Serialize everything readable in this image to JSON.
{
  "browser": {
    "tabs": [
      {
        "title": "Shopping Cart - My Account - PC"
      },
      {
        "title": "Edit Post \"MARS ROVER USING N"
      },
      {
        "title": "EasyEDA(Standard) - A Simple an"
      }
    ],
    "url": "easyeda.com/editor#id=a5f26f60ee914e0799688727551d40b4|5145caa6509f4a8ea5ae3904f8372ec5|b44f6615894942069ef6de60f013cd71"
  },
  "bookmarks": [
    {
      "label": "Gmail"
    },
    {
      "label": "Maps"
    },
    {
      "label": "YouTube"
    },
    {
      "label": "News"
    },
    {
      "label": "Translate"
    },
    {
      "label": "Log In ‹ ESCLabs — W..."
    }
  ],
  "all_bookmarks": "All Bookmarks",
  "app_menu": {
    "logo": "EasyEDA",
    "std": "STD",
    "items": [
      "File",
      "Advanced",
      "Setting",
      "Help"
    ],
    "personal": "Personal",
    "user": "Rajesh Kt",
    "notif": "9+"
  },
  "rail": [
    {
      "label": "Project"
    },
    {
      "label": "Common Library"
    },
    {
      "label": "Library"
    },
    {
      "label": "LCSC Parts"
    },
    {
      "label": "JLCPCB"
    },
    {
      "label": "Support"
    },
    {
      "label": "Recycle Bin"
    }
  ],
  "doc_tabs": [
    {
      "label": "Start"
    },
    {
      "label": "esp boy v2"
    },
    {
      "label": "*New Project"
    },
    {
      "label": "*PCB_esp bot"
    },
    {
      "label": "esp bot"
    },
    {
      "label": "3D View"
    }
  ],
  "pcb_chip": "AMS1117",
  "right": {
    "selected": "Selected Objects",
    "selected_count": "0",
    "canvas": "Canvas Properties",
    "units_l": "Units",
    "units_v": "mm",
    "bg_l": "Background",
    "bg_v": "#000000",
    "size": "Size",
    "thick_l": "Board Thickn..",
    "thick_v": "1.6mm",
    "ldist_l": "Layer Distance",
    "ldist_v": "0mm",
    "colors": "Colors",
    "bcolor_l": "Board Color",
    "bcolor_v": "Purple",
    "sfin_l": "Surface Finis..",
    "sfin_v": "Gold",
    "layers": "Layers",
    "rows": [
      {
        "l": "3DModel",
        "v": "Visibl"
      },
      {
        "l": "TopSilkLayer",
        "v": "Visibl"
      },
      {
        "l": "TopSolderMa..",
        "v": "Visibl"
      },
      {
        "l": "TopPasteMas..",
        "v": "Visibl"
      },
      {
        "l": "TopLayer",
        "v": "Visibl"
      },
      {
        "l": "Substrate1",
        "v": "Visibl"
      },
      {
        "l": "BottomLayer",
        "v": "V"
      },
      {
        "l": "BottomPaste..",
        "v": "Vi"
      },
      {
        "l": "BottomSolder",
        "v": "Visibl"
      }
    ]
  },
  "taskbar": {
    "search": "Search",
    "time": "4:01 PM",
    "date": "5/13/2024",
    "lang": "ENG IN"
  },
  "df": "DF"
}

TASK DESCRIPTION:
Recopy the entries above exactly, with every line included.

OUTPUT OF THE EXERCISE:
Serialize everything readable in this image to JSON.
{
  "browser": {
    "tabs": [
      {
        "title": "Shopping Cart - My Account - PC"
      },
      {
        "title": "Edit Post \"MARS ROVER USING N"
      },
      {
        "title": "EasyEDA(Standard) - A Simple an"
      }
    ],
    "url": "easyeda.com/editor#id=a5f26f60ee914e0799688727551d40b4|5145caa6509f4a8ea5ae3904f8372ec5|b44f6615894942069ef6de60f013cd71"
  },
  "bookmarks": [
    {
      "label": "Gmail"
    },
    {
      "label": "Maps"
    },
    {
      "label": "YouTube"
    },
    {
      "label": "News"
    },
    {
      "label": "Translate"
    },
    {
      "label": "Log In ‹ ESCLabs — W..."
    }
  ],
  "all_bookmarks": "All Bookmarks",
  "app_menu": {
    "logo": "EasyEDA",
    "std": "STD",
    "items": [
      "File",
      "Advanced",
      "Setting",
      "Help"
    ],
    "personal": "Personal",
    "user": "Rajesh Kt",
    "notif": "9+"
  },
  "rail": [
    {
      "label": "Project"
    },
    {
      "label": "Common Library"
    },
    {
      "label": "Library"
    },
    {
      "label": "LCSC Parts"
    },
    {
      "label": "JLCPCB"
    },
    {
      "label": "Support"
    },
    {
      "label": "Recycle Bin"
    }
  ],
  "doc_tabs": [
    {
      "label": "Start"
    },
    {
      "label": "esp boy v2"
    },
    {
      "label": "*New Project"
    },
    {
      "label": "*PCB_esp bot"
    },
    {
      "label": "esp bot"
    },
    {
      "label": "3D View"
    }
  ],
  "pcb_chip": "AMS1117",
  "right": {
    "selected": "Selected Objects",
    "selected_count": "0",
    "canvas": "Canvas Properties",
    "units_l": "Units",
    "units_v": "mm",
    "bg_l": "Background",
    "bg_v": "#000000",
    "size": "Size",
    "thick_l": "Board Thickn..",
    "thick_v": "1.6mm",
    "ldist_l": "Layer Distance",
    "ldist_v": "0mm",
    "colors": "Colors",
    "bcolor_l": "Board Color",
    "bcolor_v": "Purple",
    "sfin_l": "Surface Finis..",
    "sfin_v": "Gold",
    "layers": "Layers",
    "rows": [
      {
        "l": "3DModel",
        "v": "Visibl"
      },
      {
        "l": "TopSilkLayer",
        "v": "Visibl"
      },
      {
        "l": "TopSolderMa..",
        "v": "Visibl"
      },
      {
        "l": "TopPasteMas..",
        "v": "Visibl"
      },
      {
        "l": "TopLayer",
        "v": "Visibl"
      },
      {
        "l": "Substrate1",
        "v": "Visibl"
      },
      {
        "l": "BottomLayer",
        "v": "V"
      },
      {
        "l": "BottomPaste..",
        "v": "Vi"
      },
      {
        "l": "BottomSolder",
        "v": "Visibl"
      }
    ]
  },
  "taskbar": {
    "search": "Search",
    "time": "4:01 PM",
    "date": "5/13/2024",
    "lang": "ENG IN"
  },
  "df": "DF"
}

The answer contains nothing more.